Texto fornecido —
▼▼▼

Sesc SP

Matérias da edição

Postado em

Latinidades
A língua é minha pátria - Inês Pedrosa

A escritora portuguesa Inês Pedrosa faz uma relação entre a ficção e os elementos oferecidos pela realidade na construção de suas histórias

Importante expoente da nova geração da literatura portuguesa, a escritora e jornalista Inês Pedrosa, em palestra no Sesc Carmo, contou ao público da sua apaixonada ligação com o Brasil, onde se "fala português com açúcar", reclamou da falta de reconhecimento em seu país com o trabalho de alguns de seus escritores e afirmou que da realidade é de onde saem as histórias mirabolantes que raptam os olhos de seus leitores. A seguir os principais trechos da conversa:

"Procuro sempre a alegria e por isso sou muito sensível ao ritmo e à força do brasileiro. Dá para sentir esse ritmo já na forma como se pronuncia o português no Brasil. Vocês abrem as palavras, enquanto nós fechamos. Lá em Portugal se diz que os brasileiros falam português com açúcar. Digo que, mais que isso, é português com ritmo e com força.

"Certa vez um amigo brasileiro me perguntou lá em Lisboa qual era a minha ligação com o Brasil, pois ele percebia um eco muito forte do País na minha escrita. Por várias razões, acho que foi um dos melhores elogios que já recebi."

Uma delas é porque comecei a ter amores literários com o Brasil muito cedo. Li a obra toda de Érico Veríssimo na adolescência. Era um dos primeiros grandes romances que nos davam para ler. Jamais esqueci a emoção que senti ao ler pela primeira vez Clarice Lispector. Foi quando pensei que queria escrever alguma coisa com aquela luz. Por Carlos Drummond de Andrade entrei na poesia brasileira. Outra coisa que contribuiu bastante para essa minha ligação com o Brasil é que há vinte anos tive uma enorme paixão por um brasileiro de São Paulo. Isso foi determinante para estreitar, em vários aspectos, meus laços com a cultura de vocês. Isso se deu, principalmente, na literatura, porque ele é jornalista e escritor. A paixão não foi muito longe porque havia imensos obstáculos, mas depois dela fiquei íntima dos escritores, da música brasileira e do linguajar, já que passei a usar muitas expressões em 'brasileiro'."

▲▲▲

Tarefas —
**A)** Responda com base no texto sobre Inês Pedrosa:
(i) Em que unidade do Sesc ela deu a palestra?
(ii) Segundo se diz em Portugal, como os brasileiros falam português?
(iii) De que escritor ela leu a obra toda na adolescência?
**B)** Resuma o texto sobre Inês Pedrosa em duas frases.
**C)** Retome o texto sobre Inês Pedrosa a partir da última frase apresentada.

Entradas —
▼▼▼

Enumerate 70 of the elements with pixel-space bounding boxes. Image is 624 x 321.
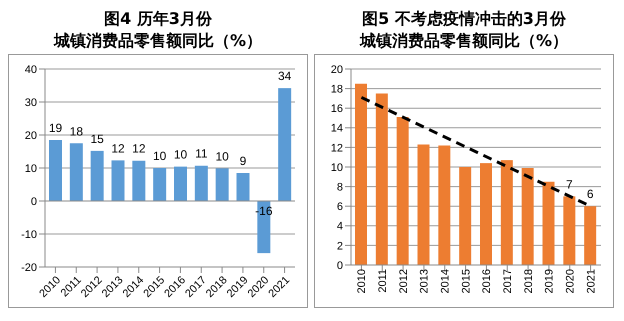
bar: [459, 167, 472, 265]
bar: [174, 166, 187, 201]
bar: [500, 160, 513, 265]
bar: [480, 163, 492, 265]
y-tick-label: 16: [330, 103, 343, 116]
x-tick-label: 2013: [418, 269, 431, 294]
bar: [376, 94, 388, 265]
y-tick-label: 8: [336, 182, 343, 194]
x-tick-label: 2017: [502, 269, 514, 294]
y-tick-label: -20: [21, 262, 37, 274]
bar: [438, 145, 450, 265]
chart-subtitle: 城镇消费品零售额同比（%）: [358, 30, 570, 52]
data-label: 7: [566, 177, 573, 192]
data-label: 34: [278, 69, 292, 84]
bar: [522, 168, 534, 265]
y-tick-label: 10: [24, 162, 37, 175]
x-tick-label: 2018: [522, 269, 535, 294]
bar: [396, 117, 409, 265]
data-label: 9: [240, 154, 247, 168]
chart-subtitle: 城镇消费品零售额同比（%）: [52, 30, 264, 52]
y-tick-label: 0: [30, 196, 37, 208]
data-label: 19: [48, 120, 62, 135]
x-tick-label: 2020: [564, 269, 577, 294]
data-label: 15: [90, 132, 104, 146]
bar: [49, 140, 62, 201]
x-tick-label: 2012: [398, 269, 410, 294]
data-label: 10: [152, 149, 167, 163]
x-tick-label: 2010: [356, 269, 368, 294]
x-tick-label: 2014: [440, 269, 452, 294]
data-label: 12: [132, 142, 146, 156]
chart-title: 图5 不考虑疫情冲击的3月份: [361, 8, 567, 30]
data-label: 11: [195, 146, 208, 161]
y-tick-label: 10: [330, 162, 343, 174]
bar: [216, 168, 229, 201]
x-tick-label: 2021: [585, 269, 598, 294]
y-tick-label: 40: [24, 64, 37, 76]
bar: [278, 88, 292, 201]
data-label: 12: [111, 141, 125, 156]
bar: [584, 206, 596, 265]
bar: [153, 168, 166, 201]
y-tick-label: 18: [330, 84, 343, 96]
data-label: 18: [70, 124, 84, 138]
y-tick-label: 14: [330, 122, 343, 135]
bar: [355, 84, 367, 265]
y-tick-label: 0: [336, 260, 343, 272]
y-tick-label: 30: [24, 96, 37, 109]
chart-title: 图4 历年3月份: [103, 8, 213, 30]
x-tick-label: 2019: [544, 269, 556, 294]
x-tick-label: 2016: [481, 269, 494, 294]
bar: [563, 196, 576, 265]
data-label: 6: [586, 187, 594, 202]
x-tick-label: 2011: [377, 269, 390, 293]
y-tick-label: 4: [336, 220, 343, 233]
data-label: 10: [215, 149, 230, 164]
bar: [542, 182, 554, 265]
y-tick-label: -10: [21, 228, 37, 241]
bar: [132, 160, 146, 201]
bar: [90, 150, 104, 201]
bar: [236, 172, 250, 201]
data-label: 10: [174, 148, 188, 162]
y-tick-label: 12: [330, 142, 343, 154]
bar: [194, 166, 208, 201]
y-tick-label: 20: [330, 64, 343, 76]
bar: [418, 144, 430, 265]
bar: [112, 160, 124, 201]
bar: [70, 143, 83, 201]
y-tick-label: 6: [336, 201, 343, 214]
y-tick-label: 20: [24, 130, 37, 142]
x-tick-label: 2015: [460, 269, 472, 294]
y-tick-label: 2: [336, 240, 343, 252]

▲▲▲
▼▼▼

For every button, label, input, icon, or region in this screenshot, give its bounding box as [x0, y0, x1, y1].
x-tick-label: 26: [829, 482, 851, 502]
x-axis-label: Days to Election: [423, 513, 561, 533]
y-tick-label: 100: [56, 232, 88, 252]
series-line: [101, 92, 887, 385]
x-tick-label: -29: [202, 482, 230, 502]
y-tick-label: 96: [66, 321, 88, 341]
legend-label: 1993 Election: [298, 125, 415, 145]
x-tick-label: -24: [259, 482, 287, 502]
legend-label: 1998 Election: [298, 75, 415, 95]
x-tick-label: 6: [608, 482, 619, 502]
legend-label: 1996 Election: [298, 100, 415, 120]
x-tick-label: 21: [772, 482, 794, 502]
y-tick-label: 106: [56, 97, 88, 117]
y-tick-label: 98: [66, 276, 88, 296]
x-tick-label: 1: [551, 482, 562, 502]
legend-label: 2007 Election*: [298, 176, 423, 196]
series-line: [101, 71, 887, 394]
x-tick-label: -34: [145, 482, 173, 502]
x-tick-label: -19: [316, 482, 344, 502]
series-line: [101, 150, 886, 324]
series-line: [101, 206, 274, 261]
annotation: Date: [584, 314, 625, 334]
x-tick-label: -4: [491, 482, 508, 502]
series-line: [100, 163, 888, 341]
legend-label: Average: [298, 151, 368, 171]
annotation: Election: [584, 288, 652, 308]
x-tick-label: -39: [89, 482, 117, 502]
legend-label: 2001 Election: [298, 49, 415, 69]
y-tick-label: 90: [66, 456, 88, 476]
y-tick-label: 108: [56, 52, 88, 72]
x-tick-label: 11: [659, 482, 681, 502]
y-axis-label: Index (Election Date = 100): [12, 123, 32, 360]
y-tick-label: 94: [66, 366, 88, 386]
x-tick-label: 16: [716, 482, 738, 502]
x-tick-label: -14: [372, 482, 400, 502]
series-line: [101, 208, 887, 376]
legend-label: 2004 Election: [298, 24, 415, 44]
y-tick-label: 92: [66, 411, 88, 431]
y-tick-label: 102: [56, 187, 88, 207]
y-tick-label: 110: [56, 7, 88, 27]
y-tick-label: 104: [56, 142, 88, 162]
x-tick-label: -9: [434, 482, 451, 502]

▲▲▲

Respostas —
**A)**
(i) No Sesc Carmo.
(ii) Com açúcar.
(iii) De Érico Veríssimo.

**B)** Em palestra no Sesc Carmo, a escritora e jornalista portuguesa Inês Pedrosa falou de sua ligação apaixonada com o Brasil, onde, segundo ela, se fala português com ritmo e com força. Ela atribui essa ligação às leituras precoces de Érico Veríssimo, Clarice Lispector e Carlos Drummond de Andrade e a uma paixão, vinte anos atrás, por um jornalista e escritor de São Paulo.

**C)**
Primeira vez
"Vim ao Brasil pela primeira vez em 1999 como acompanhante de meu marido, o poeta Fernando Pinto do Amaral, que vinha à Bienal de Livros do Rio de Janeiro junto com uma delegação de outros escritores portugueses. Naquele ano a Bienal teve Portugal como país convidado e José Saramago era o 'topo do bolo' da comitiva. Eu não podia perder a chance de vir ao Rio de Janeiro, que sempre quis tanto ver. Ao chegar aqui, li um texto belíssimo em O Globo sobre meu livro Em Tuas Mãos. Além da resenha, o texto informava também que eu estaria no Brasil, mas não na delegação oficial do meu país. Acabou sendo um grande favor que o Paulo Roberto Pires, que escreveu a matéria, me fez, porque assim fui incluída como membro oficial da delegação. Isso por mérito de um brasileiro que eu não conhecia. Hoje ele é editor da Editora Planeta, que edita meus livros aqui. Portanto, meu primeiro leitor aqui tornou-se meu editor. O Brasil, de fato, me dá muita sorte."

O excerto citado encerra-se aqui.